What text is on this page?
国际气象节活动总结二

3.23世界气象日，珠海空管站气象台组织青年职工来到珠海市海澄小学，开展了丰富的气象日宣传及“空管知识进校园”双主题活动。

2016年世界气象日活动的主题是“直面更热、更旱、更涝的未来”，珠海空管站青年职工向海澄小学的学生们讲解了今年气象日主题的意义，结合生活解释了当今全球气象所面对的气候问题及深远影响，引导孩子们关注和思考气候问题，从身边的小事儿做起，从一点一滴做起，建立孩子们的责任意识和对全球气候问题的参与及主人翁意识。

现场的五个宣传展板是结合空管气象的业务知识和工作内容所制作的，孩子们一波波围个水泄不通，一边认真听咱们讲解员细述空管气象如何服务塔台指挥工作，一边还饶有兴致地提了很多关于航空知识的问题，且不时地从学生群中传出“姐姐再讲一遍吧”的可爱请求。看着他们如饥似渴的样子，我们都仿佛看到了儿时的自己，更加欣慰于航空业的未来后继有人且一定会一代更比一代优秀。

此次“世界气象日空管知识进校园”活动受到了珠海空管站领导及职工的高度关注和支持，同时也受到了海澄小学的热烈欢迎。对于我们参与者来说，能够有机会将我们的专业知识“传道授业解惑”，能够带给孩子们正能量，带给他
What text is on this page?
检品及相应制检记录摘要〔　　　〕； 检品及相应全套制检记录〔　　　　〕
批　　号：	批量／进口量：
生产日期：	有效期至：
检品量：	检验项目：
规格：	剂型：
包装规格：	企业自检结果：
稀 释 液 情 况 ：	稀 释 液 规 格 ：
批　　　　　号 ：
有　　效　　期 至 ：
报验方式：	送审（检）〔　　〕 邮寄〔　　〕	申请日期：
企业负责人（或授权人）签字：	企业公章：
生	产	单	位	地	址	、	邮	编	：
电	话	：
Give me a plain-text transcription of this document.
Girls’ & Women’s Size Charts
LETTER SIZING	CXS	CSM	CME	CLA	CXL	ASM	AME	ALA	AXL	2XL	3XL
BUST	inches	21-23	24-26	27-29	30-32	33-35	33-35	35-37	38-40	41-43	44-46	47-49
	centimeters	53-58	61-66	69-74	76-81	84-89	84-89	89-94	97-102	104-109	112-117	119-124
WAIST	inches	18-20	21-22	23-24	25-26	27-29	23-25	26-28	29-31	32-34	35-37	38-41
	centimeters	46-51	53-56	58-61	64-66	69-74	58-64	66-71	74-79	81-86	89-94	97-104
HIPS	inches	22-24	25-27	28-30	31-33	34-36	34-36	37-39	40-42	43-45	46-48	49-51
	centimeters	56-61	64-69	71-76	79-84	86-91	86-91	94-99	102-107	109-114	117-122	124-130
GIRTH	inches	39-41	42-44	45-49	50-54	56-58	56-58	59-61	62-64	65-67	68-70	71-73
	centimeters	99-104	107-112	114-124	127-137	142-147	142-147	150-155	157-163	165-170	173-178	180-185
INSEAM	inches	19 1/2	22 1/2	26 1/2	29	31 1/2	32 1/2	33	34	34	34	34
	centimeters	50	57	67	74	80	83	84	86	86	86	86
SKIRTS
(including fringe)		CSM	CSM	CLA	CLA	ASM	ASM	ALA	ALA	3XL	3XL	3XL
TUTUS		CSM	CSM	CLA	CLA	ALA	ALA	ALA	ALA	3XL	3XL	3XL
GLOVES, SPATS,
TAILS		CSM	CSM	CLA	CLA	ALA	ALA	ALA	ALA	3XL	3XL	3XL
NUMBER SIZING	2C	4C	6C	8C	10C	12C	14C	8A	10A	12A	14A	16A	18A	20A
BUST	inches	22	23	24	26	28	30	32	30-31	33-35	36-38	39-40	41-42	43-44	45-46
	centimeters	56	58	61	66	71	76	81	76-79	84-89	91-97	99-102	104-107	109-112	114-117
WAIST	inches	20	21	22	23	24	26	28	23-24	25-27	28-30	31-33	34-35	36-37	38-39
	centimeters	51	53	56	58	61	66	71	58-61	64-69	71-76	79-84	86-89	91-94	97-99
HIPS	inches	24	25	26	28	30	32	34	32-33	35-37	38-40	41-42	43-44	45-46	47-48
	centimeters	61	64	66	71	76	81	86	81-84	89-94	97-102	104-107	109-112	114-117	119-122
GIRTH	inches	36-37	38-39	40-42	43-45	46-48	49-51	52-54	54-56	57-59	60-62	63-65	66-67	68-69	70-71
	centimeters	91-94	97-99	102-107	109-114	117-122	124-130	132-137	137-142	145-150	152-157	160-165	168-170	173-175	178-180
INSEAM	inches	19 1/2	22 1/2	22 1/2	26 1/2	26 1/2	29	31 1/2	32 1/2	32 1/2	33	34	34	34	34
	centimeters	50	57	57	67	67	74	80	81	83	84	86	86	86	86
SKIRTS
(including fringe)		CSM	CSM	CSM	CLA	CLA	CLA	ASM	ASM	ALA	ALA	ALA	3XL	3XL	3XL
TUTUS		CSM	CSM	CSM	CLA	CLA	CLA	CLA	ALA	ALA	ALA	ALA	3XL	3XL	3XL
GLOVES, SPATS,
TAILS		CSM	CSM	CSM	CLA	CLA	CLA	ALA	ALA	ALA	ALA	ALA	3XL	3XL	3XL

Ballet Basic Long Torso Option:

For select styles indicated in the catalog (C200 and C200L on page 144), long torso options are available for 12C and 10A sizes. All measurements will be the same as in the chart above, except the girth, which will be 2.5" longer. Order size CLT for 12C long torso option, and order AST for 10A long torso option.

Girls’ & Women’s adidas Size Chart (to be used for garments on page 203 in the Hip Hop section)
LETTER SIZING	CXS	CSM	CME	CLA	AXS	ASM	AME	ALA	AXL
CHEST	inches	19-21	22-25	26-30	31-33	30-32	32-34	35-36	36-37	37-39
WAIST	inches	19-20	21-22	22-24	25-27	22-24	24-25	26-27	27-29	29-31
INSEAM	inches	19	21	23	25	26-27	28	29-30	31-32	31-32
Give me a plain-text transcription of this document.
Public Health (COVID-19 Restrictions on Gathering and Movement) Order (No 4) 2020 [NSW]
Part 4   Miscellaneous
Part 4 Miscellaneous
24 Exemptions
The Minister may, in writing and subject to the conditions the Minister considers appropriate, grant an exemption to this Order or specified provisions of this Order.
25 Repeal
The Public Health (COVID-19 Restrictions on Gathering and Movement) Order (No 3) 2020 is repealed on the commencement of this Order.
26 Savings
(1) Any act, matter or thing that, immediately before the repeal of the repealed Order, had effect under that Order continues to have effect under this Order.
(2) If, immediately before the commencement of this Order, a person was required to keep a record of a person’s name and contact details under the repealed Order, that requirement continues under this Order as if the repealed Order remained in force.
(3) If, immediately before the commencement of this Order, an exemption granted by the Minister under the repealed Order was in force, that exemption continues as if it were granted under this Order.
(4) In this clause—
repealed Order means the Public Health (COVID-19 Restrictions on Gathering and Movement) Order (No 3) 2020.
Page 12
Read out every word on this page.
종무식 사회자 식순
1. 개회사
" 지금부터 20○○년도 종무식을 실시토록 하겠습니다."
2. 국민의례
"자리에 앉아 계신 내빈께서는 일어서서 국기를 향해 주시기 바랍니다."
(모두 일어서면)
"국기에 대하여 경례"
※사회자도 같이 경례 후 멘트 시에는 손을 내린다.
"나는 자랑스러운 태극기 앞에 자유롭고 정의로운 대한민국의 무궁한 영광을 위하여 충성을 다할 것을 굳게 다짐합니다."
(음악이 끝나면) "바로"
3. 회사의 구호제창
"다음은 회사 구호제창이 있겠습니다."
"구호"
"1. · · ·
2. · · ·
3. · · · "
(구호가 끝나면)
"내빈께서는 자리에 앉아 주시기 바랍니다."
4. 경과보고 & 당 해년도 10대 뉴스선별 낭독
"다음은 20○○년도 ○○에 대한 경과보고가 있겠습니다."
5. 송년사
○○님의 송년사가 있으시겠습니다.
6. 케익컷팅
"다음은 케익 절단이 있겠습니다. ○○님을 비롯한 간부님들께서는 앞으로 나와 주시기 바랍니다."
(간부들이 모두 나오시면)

::::::::

Out of the records, collect only those lines that contain the string "fringe".

(including fringe)		CSM	CSM	CLA	CLA	ASM	ASM	ALA	ALA	3XL	3XL	3XL
(including fringe)		CSM	CSM	CSM	CLA	CLA	CLA	ASM	ASM	ALA	ALA	ALA	3XL	3XL	3XL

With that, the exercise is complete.